■ Input material ■
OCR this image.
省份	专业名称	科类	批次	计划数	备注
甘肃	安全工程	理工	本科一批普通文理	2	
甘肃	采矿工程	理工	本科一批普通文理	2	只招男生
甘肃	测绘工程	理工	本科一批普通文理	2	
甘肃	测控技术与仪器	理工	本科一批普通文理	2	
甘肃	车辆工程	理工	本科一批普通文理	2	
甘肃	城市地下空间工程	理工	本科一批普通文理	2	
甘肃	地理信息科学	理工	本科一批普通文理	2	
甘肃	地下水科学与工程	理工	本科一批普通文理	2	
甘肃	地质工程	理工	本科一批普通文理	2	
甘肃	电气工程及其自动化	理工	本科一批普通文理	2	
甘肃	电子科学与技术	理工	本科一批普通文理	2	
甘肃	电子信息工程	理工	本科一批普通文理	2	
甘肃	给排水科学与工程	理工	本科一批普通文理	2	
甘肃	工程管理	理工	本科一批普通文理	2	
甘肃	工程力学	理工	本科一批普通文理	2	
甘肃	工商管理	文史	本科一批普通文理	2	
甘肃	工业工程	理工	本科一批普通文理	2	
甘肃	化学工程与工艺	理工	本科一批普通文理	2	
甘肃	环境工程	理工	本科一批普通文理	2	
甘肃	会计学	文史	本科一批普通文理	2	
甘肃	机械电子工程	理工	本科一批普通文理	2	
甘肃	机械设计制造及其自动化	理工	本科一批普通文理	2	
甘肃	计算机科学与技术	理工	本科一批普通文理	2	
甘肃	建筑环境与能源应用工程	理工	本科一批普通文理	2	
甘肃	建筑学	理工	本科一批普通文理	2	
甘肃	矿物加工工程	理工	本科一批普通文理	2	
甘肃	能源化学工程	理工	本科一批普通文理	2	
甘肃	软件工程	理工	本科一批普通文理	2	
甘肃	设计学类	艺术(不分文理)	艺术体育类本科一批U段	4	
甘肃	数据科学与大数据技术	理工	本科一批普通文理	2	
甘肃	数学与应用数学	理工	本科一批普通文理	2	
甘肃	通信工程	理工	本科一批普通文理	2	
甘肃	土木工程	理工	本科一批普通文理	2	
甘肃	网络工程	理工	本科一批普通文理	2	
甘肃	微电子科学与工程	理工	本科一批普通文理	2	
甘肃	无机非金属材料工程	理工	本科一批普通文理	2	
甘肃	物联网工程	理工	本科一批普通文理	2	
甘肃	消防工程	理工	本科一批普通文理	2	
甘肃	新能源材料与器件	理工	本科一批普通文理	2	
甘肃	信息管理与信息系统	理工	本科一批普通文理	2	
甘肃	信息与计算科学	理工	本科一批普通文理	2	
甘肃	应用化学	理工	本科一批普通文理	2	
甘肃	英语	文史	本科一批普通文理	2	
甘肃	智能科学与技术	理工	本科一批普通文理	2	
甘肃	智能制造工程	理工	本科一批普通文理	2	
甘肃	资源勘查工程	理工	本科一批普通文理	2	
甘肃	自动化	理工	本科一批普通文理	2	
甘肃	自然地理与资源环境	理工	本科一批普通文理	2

■ Task objective ■
Extract each line from the listing above, please, and repeat it exactly.

■ Result of the exercise ■
OCR this image.
省份	专业名称	科类	批次	计划数	备注
甘肃	安全工程	理工	本科一批普通文理	2	
甘肃	采矿工程	理工	本科一批普通文理	2	只招男生
甘肃	测绘工程	理工	本科一批普通文理	2	
甘肃	测控技术与仪器	理工	本科一批普通文理	2	
甘肃	车辆工程	理工	本科一批普通文理	2	
甘肃	城市地下空间工程	理工	本科一批普通文理	2	
甘肃	地理信息科学	理工	本科一批普通文理	2	
甘肃	地下水科学与工程	理工	本科一批普通文理	2	
甘肃	地质工程	理工	本科一批普通文理	2	
甘肃	电气工程及其自动化	理工	本科一批普通文理	2	
甘肃	电子科学与技术	理工	本科一批普通文理	2	
甘肃	电子信息工程	理工	本科一批普通文理	2	
甘肃	给排水科学与工程	理工	本科一批普通文理	2	
甘肃	工程管理	理工	本科一批普通文理	2	
甘肃	工程力学	理工	本科一批普通文理	2	
甘肃	工商管理	文史	本科一批普通文理	2	
甘肃	工业工程	理工	本科一批普通文理	2	
甘肃	化学工程与工艺	理工	本科一批普通文理	2	
甘肃	环境工程	理工	本科一批普通文理	2	
甘肃	会计学	文史	本科一批普通文理	2	
甘肃	机械电子工程	理工	本科一批普通文理	2	
甘肃	机械设计制造及其自动化	理工	本科一批普通文理	2	
甘肃	计算机科学与技术	理工	本科一批普通文理	2	
甘肃	建筑环境与能源应用工程	理工	本科一批普通文理	2	
甘肃	建筑学	理工	本科一批普通文理	2	
甘肃	矿物加工工程	理工	本科一批普通文理	2	
甘肃	能源化学工程	理工	本科一批普通文理	2	
甘肃	软件工程	理工	本科一批普通文理	2	
甘肃	设计学类	艺术(不分文理)	艺术体育类本科一批U段	4	
甘肃	数据科学与大数据技术	理工	本科一批普通文理	2	
甘肃	数学与应用数学	理工	本科一批普通文理	2	
甘肃	通信工程	理工	本科一批普通文理	2	
甘肃	土木工程	理工	本科一批普通文理	2	
甘肃	网络工程	理工	本科一批普通文理	2	
甘肃	微电子科学与工程	理工	本科一批普通文理	2	
甘肃	无机非金属材料工程	理工	本科一批普通文理	2	
甘肃	物联网工程	理工	本科一批普通文理	2	
甘肃	消防工程	理工	本科一批普通文理	2	
甘肃	新能源材料与器件	理工	本科一批普通文理	2	
甘肃	信息管理与信息系统	理工	本科一批普通文理	2	
甘肃	信息与计算科学	理工	本科一批普通文理	2	
甘肃	应用化学	理工	本科一批普通文理	2	
甘肃	英语	文史	本科一批普通文理	2	
甘肃	智能科学与技术	理工	本科一批普通文理	2	
甘肃	智能制造工程	理工	本科一批普通文理	2	
甘肃	资源勘查工程	理工	本科一批普通文理	2	
甘肃	自动化	理工	本科一批普通文理	2	
甘肃	自然地理与资源环境	理工	本科一批普通文理	2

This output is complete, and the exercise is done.